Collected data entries
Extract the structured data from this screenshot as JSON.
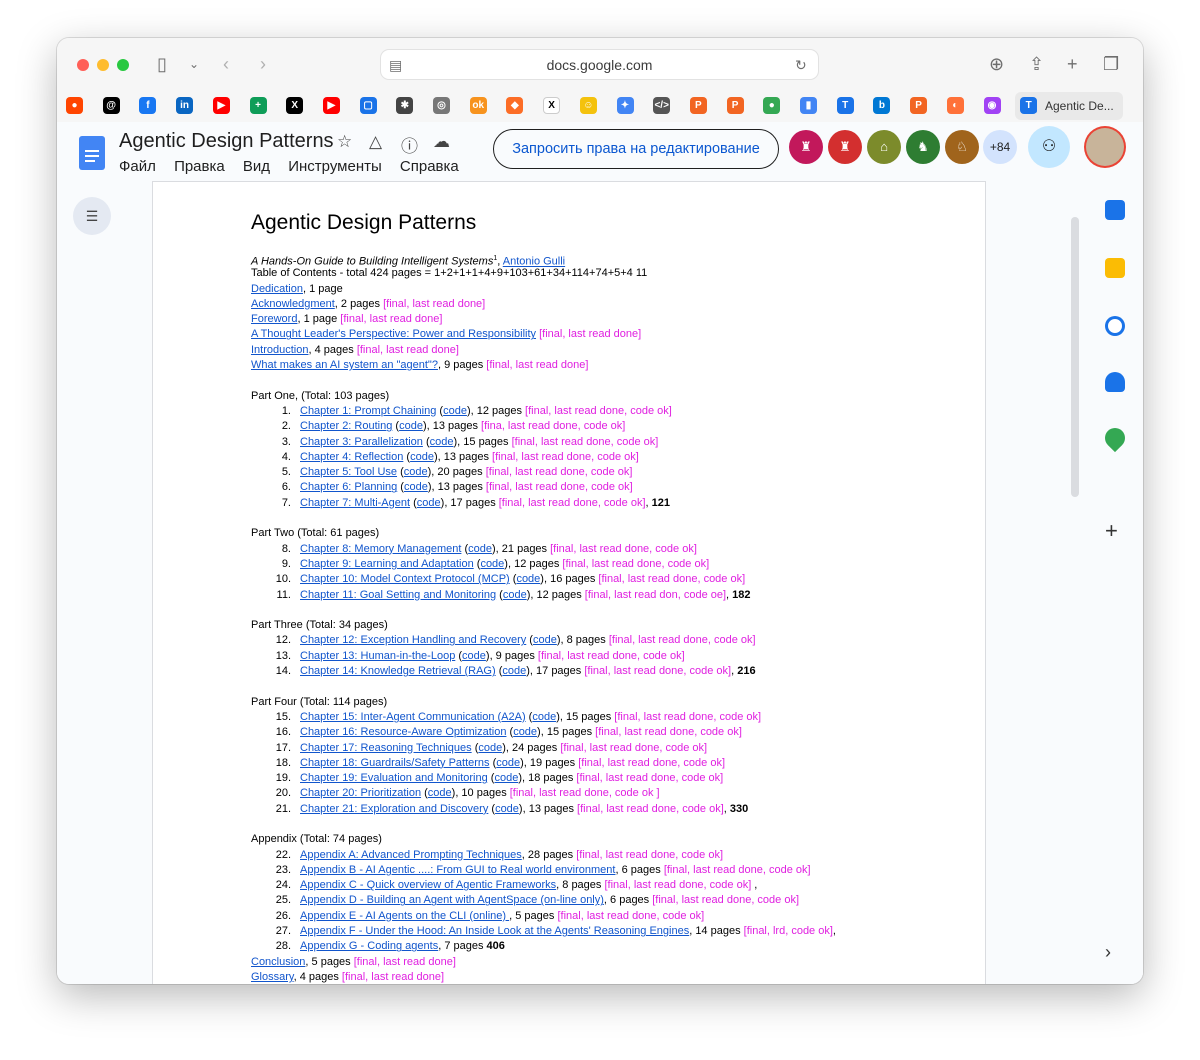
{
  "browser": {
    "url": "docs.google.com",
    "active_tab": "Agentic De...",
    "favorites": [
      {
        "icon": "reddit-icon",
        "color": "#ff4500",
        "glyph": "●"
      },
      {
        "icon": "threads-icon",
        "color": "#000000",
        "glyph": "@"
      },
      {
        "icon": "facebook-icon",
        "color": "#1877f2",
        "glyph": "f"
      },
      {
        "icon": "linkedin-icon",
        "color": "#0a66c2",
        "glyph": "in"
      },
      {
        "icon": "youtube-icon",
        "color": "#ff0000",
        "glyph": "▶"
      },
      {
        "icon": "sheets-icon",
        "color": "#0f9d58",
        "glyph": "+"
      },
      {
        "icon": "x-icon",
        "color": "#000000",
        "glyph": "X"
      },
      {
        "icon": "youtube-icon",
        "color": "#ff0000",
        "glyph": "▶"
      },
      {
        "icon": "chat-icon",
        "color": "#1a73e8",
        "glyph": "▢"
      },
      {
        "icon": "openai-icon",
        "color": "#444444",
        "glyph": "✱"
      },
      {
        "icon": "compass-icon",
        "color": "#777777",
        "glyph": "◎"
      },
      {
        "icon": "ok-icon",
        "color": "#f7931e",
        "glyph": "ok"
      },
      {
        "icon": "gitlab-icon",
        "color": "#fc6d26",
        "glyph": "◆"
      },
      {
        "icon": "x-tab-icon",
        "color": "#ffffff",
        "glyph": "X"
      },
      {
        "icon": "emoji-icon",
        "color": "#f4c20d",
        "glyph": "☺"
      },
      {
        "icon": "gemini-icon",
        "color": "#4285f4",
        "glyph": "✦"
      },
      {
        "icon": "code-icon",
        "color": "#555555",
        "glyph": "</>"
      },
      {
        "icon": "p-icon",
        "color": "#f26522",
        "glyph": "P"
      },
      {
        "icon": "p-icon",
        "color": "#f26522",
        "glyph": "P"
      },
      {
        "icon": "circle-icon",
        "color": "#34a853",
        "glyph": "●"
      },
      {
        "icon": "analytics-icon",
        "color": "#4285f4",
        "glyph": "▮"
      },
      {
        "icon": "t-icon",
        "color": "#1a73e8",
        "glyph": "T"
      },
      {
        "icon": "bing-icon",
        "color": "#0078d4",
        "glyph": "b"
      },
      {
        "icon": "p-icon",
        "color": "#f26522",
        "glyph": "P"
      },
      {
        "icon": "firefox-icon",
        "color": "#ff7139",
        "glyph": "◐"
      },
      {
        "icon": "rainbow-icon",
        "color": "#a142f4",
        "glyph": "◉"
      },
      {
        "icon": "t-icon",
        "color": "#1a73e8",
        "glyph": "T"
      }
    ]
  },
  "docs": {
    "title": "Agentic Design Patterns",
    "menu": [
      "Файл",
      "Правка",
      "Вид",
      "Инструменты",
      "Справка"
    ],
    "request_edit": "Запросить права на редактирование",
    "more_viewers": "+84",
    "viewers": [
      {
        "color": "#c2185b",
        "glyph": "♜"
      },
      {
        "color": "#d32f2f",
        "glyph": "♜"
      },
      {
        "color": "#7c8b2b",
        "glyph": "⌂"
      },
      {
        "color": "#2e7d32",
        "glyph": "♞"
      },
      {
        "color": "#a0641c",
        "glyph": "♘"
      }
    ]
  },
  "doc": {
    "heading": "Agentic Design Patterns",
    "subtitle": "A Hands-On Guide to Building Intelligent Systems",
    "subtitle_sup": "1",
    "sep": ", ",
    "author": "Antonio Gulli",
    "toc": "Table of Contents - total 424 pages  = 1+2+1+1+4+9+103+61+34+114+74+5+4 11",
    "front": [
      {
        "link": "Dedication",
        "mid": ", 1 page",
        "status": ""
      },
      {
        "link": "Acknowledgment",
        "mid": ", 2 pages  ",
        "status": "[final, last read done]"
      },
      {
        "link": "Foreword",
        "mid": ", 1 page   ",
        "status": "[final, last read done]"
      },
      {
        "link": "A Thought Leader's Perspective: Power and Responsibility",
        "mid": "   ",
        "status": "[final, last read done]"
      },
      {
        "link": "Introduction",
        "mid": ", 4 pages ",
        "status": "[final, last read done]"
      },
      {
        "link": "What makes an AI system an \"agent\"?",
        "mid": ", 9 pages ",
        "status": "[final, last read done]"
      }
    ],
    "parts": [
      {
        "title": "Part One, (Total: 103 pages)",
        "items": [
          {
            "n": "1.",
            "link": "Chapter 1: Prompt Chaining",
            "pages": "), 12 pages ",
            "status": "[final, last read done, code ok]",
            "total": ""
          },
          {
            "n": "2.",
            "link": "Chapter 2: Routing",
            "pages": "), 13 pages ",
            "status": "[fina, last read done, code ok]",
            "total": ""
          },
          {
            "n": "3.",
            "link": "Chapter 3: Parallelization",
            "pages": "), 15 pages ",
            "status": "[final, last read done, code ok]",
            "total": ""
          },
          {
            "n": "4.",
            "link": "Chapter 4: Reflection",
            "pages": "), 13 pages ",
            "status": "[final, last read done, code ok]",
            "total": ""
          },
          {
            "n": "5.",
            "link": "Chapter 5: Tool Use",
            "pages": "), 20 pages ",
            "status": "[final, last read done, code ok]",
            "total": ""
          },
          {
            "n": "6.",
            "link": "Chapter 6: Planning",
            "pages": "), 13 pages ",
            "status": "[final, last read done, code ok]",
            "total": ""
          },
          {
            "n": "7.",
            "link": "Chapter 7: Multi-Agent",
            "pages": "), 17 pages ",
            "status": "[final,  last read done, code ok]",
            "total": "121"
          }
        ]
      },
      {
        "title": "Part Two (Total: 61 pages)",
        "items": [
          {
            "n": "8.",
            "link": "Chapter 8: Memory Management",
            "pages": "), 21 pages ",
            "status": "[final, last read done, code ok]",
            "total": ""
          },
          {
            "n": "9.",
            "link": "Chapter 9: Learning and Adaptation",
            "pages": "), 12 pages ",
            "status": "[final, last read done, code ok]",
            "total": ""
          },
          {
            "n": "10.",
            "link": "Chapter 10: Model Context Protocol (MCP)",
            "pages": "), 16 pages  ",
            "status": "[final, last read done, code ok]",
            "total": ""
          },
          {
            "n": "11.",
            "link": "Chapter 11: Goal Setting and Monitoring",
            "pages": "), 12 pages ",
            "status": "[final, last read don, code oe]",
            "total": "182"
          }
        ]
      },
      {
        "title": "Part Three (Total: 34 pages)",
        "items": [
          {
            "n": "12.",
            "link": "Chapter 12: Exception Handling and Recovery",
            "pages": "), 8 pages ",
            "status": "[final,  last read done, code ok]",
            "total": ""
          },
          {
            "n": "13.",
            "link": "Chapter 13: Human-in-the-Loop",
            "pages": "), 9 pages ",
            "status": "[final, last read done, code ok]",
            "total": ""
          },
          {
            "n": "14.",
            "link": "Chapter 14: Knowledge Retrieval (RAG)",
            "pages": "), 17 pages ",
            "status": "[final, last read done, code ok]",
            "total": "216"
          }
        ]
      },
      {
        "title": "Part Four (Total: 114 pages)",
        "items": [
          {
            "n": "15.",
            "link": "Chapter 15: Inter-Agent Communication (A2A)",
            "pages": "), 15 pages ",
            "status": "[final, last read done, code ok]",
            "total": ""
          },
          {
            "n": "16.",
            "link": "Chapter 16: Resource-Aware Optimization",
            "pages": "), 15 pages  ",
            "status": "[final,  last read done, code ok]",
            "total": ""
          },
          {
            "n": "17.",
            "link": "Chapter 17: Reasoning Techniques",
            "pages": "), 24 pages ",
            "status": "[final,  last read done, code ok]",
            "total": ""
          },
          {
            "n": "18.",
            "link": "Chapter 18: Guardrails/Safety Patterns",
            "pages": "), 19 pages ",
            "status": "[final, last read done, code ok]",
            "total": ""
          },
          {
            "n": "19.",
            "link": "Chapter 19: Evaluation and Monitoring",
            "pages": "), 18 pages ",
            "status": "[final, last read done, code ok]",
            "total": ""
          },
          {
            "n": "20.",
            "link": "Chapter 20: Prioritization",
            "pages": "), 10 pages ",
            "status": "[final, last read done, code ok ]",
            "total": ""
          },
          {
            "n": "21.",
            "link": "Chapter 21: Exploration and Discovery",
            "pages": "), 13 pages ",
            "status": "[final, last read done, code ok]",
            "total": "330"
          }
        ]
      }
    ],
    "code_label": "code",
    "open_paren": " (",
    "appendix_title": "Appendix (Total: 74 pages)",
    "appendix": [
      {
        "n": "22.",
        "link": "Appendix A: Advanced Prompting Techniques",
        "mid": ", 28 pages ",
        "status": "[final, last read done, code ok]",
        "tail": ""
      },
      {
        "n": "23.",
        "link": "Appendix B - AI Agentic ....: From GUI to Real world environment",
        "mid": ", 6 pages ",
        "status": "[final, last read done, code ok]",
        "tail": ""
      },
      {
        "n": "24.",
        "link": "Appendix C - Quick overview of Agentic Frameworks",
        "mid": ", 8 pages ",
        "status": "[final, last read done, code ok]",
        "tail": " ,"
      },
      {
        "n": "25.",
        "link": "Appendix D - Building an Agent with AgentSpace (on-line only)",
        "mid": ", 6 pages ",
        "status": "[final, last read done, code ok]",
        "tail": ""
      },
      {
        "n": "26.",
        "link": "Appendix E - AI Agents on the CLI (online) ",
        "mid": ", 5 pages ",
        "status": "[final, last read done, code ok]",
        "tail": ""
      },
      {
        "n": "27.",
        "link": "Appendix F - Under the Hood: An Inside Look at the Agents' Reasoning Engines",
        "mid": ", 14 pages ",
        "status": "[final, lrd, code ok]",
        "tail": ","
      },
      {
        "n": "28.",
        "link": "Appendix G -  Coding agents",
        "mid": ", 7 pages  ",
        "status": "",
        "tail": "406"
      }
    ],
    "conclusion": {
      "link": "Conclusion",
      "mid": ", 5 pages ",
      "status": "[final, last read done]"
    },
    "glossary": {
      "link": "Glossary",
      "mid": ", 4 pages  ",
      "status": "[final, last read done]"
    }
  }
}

:: The task ::
Find each line that has the word "Design", then copy it out.

:: The response ::
    "title": "Agentic Design Patterns",
    "heading": "Agentic Design Patterns",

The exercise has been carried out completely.